[[ SOURCE DOCUMENT open ]]

Involuntary swaying or nodding: Subtle body motion, such as swaying or head-nodding, that occurs without conscious intent. These responses are often linked to the brain’s sensorimotor coupling with musical rhythm and can be observed across cultures and age groups. Such movements usually arise spontaneously and reflect the deep integration of auditory and motor systems.
These bodily responses are not merely byproducts of listening—they are integral to musical perception and cognition. Moving to music can enhance memory, emotional response, and even social connection, illustrating the profound connection between the body and sound in musical experiences.
Research shows that bodily engagement while listening to music can aid in rhythm and beat perception by helping listeners internalise and predict rhythmic patterns, making it easier to follow complex or syncopated music. Movement also enhances emotional engagement, intensifying responses such as joy, excitement, or nostalgia. Additionally, gestures and movement support learning and memory of melodies, lyrics, and rhythms, which is why movement is often incorporated into music education. Finally, group movement—such as dancing or clapping together—facilitates social bonding by fostering a sense of unity and shared experience among listeners.
Anatomy and Biomechanics¶
Before introducing different approaches to motion capture, it is essential to understand the structure of the human body and how it moves. This section provides an overview of anatomy and biomechanics relevant to motion analysis.
Anatomical position and planes¶
Anatomy studies the structure of the body. To ensure consistency when describing locations and actions, we use the anatomical position: standing upright, head and eyes forward, arms at the sides with palms facing forward, and feet parallel and pointing ahead.
The human body in the anatomical position, with labelled regions.
The body is divided into regions: head, neck, trunk, upper limbs, and lower limbs, each with further subdivisions. For movement analysis, distinguishing between areas such as the arm and forearm, or the thigh and leg, is essential.

[[ SOURCE DOCUMENT closed ]]
[[ SUPPLIED MATERIAL open ]]

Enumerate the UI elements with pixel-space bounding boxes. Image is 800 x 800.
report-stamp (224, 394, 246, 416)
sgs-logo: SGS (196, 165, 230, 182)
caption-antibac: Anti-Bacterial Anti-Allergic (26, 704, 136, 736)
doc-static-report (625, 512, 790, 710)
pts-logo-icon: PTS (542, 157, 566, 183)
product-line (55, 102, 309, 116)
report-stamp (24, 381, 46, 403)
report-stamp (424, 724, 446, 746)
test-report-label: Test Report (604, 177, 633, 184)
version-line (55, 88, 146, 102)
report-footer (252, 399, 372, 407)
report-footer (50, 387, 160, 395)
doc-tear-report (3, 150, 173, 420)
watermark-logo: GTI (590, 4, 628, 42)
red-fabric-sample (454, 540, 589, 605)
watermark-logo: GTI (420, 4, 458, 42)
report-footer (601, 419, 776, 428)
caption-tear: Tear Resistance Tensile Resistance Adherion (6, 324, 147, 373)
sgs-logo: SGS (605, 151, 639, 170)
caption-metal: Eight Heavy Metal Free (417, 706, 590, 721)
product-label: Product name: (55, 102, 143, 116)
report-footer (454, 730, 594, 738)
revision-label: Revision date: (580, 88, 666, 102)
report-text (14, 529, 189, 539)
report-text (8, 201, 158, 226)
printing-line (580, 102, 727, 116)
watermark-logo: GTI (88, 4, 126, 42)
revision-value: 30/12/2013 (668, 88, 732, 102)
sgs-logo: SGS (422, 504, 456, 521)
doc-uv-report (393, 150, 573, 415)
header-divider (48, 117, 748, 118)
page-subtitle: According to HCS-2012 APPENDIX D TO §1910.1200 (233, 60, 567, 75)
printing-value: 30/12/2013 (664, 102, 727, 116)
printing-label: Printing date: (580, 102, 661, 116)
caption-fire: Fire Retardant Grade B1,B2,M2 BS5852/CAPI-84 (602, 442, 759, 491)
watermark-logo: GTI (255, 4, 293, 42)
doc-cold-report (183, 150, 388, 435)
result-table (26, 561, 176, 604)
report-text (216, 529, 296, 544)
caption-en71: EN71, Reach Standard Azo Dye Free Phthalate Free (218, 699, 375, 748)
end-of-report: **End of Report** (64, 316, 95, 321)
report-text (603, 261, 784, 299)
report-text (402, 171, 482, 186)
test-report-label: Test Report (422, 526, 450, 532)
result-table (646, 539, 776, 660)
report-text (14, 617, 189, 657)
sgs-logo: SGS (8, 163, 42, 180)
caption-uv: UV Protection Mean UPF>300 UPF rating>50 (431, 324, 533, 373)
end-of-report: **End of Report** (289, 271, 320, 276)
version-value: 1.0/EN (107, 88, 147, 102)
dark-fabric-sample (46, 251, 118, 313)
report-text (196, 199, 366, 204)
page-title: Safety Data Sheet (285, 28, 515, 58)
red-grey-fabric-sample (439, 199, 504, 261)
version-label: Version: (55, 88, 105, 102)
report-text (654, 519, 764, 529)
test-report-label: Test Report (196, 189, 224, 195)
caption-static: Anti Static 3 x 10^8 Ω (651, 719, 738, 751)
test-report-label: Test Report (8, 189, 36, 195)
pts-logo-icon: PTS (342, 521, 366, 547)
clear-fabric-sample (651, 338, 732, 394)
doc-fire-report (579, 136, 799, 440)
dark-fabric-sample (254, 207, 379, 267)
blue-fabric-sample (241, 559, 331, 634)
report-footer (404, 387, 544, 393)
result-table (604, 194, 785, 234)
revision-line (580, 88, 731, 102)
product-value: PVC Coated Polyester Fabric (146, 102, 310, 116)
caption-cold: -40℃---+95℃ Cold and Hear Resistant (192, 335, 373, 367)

[[ SUPPLIED MATERIAL closed ]]

Write what comes next in the passage on music, body movement, and anatomy, starting after its last sentence.

To describe positions and movements in three dimensions, we use anatomical planes—imaginary divisions of the body that provide standard reference points for anatomical terminology and motion analysis. The sagittal plane divides the body into left and right sections (with the median plane being exactly in the middle), the frontal (coronal) plane separates the body into front (anterior) and back (posterior) portions, and the transverse plane divides the body horizontally into upper (superior) and lower (inferior) parts. These planes are essential for accurately describing the direction and type of movement in both clinical and research contexts.
The three main anatomical planes: sagittal (divides left and right), frontal/coronal (divides front and back), and transverse (divides upper and lower parts of the body).
To describe movement directions, the belly button (navel) is often used as a reference point for the whole body, although other anatomical landmarks may be chosen for specific body segments. Movements are typically characterised along three primary axes: medial–lateral (side-to-side or left–right), anterior–posterior (front-to-back), and superior–inferior (up–down). These axes correspond to the anatomical planes—sagittal, frontal, and transverse—and help standardise descriptions of motion in both research and clinical contexts.
Common directions of human body motion, illustrated with arrows.
The Muscular System¶
The musculoskeletal system is fundamental for producing and controlling movement, comprising two main components: the muscular system and the skeletal system. The muscular system consists of muscles that act on the skeleton to move or position body parts. In contrast, the skeletal system includes bones, joints, and cartilage that provide structure and protection. In the following section, we will begin by looking at the muscular system.
There are three types of muscle tissue: cardiac (heart), smooth (organs), and skeletal (attached to bones). Skeletal muscles are responsible for voluntary movement.
A skeletal muscle consists of a thick, red muscle belly and narrow, white tendons at each end, which anchor the muscle to bones. When a muscle contracts, it pulls on the tendons, causing the attached bone to move.
When a skeletal muscle contracts, it pulls on the attached bone via tendons, resulting in movement at the joint.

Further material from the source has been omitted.